## BEGIN
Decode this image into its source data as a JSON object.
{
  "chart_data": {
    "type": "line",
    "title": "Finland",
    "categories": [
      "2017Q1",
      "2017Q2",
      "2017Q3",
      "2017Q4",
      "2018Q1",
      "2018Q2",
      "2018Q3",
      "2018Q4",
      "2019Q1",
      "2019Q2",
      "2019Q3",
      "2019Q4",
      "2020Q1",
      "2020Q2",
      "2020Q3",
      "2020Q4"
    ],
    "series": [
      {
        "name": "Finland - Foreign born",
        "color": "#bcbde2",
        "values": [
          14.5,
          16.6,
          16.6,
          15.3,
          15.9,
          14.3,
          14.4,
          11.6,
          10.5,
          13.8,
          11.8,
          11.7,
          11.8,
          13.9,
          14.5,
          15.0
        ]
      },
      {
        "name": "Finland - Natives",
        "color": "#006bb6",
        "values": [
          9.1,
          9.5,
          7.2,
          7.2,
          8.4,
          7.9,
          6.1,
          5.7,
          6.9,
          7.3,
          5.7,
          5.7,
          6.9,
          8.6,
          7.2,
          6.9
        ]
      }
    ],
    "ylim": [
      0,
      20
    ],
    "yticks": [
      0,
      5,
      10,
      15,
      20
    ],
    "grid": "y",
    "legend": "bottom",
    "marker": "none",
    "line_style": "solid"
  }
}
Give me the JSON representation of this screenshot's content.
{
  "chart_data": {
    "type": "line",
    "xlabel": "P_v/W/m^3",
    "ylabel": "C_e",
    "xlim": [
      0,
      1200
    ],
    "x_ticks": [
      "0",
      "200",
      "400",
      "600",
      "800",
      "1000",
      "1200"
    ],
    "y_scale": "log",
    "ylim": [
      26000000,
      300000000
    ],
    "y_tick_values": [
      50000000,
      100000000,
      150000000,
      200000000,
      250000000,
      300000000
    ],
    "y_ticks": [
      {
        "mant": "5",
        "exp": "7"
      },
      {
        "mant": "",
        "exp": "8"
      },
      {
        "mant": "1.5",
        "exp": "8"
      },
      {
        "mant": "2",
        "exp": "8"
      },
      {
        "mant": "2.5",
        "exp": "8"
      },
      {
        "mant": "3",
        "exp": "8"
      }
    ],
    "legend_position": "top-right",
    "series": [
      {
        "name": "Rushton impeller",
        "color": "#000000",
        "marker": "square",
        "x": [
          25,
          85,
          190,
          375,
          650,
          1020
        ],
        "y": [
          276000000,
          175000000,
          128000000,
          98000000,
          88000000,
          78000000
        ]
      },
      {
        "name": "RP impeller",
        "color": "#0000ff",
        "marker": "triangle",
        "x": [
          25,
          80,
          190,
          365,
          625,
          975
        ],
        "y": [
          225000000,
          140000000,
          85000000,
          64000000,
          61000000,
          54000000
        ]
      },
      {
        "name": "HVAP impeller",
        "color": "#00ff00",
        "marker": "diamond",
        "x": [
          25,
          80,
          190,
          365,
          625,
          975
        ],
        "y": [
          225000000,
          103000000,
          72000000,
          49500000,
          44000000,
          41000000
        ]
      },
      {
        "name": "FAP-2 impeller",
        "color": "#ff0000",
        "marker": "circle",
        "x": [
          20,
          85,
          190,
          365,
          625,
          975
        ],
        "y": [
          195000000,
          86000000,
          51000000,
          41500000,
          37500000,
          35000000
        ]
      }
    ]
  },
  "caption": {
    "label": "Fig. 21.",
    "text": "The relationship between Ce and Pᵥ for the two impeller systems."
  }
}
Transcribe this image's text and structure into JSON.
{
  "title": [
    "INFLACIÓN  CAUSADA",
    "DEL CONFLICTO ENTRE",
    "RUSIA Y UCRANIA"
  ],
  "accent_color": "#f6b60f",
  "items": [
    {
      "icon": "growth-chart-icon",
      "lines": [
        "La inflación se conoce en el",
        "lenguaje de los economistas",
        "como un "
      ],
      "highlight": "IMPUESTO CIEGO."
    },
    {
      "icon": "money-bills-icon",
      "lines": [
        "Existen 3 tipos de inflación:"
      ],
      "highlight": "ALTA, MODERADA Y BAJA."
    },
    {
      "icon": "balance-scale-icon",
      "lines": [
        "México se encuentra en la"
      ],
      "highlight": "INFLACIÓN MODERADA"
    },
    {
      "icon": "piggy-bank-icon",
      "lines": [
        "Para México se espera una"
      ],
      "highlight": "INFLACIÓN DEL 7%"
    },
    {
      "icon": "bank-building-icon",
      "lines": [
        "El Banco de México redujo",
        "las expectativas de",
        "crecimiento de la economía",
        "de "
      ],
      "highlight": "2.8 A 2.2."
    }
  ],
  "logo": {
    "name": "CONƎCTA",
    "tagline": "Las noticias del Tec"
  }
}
## END
▶ **Required task**: Retype the listing exactly, in full.

▶ **Result of the exercise**:
Decode this image into its source data as a JSON object.
{
  "chart_data": {
    "type": "line",
    "title": "Finland",
    "categories": [
      "2017Q1",
      "2017Q2",
      "2017Q3",
      "2017Q4",
      "2018Q1",
      "2018Q2",
      "2018Q3",
      "2018Q4",
      "2019Q1",
      "2019Q2",
      "2019Q3",
      "2019Q4",
      "2020Q1",
      "2020Q2",
      "2020Q3",
      "2020Q4"
    ],
    "series": [
      {
        "name": "Finland - Foreign born",
        "color": "#bcbde2",
        "values": [
          14.5,
          16.6,
          16.6,
          15.3,
          15.9,
          14.3,
          14.4,
          11.6,
          10.5,
          13.8,
          11.8,
          11.7,
          11.8,
          13.9,
          14.5,
          15.0
        ]
      },
      {
        "name": "Finland - Natives",
        "color": "#006bb6",
        "values": [
          9.1,
          9.5,
          7.2,
          7.2,
          8.4,
          7.9,
          6.1,
          5.7,
          6.9,
          7.3,
          5.7,
          5.7,
          6.9,
          8.6,
          7.2,
          6.9
        ]
      }
    ],
    "ylim": [
      0,
      20
    ],
    "yticks": [
      0,
      5,
      10,
      15,
      20
    ],
    "grid": "y",
    "legend": "bottom",
    "marker": "none",
    "line_style": "solid"
  }
}
Give me the JSON representation of this screenshot's content.
{
  "chart_data": {
    "type": "line",
    "xlabel": "P_v/W/m^3",
    "ylabel": "C_e",
    "xlim": [
      0,
      1200
    ],
    "x_ticks": [
      "0",
      "200",
      "400",
      "600",
      "800",
      "1000",
      "1200"
    ],
    "y_scale": "log",
    "ylim": [
      26000000,
      300000000
    ],
    "y_tick_values": [
      50000000,
      100000000,
      150000000,
      200000000,
      250000000,
      300000000
    ],
    "y_ticks": [
      {
        "mant": "5",
        "exp": "7"
      },
      {
        "mant": "",
        "exp": "8"
      },
      {
        "mant": "1.5",
        "exp": "8"
      },
      {
        "mant": "2",
        "exp": "8"
      },
      {
        "mant": "2.5",
        "exp": "8"
      },
      {
        "mant": "3",
        "exp": "8"
      }
    ],
    "legend_position": "top-right",
    "series": [
      {
        "name": "Rushton impeller",
        "color": "#000000",
        "marker": "square",
        "x": [
          25,
          85,
          190,
          375,
          650,
          1020
        ],
        "y": [
          276000000,
          175000000,
          128000000,
          98000000,
          88000000,
          78000000
        ]
      },
      {
        "name": "RP impeller",
        "color": "#0000ff",
        "marker": "triangle",
        "x": [
          25,
          80,
          190,
          365,
          625,
          975
        ],
        "y": [
          225000000,
          140000000,
          85000000,
          64000000,
          61000000,
          54000000
        ]
      },
      {
        "name": "HVAP impeller",
        "color": "#00ff00",
        "marker": "diamond",
        "x": [
          25,
          80,
          190,
          365,
          625,
          975
        ],
        "y": [
          225000000,
          103000000,
          72000000,
          49500000,
          44000000,
          41000000
        ]
      },
      {
        "name": "FAP-2 impeller",
        "color": "#ff0000",
        "marker": "circle",
        "x": [
          20,
          85,
          190,
          365,
          625,
          975
        ],
        "y": [
          195000000,
          86000000,
          51000000,
          41500000,
          37500000,
          35000000
        ]
      }
    ]
  },
  "caption": {
    "label": "Fig. 21.",
    "text": "The relationship between Ce and Pᵥ for the two impeller systems."
  }
}
Transcribe this image's text and structure into JSON.
{
  "title": [
    "INFLACIÓN  CAUSADA",
    "DEL CONFLICTO ENTRE",
    "RUSIA Y UCRANIA"
  ],
  "accent_color": "#f6b60f",
  "items": [
    {
      "icon": "growth-chart-icon",
      "lines": [
        "La inflación se conoce en el",
        "lenguaje de los economistas",
        "como un "
      ],
      "highlight": "IMPUESTO CIEGO."
    },
    {
      "icon": "money-bills-icon",
      "lines": [
        "Existen 3 tipos de inflación:"
      ],
      "highlight": "ALTA, MODERADA Y BAJA."
    },
    {
      "icon": "balance-scale-icon",
      "lines": [
        "México se encuentra en la"
      ],
      "highlight": "INFLACIÓN MODERADA"
    },
    {
      "icon": "piggy-bank-icon",
      "lines": [
        "Para México se espera una"
      ],
      "highlight": "INFLACIÓN DEL 7%"
    },
    {
      "icon": "bank-building-icon",
      "lines": [
        "El Banco de México redujo",
        "las expectativas de",
        "crecimiento de la economía",
        "de "
      ],
      "highlight": "2.8 A 2.2."
    }
  ],
  "logo": {
    "name": "CONƎCTA",
    "tagline": "Las noticias del Tec"
  }
}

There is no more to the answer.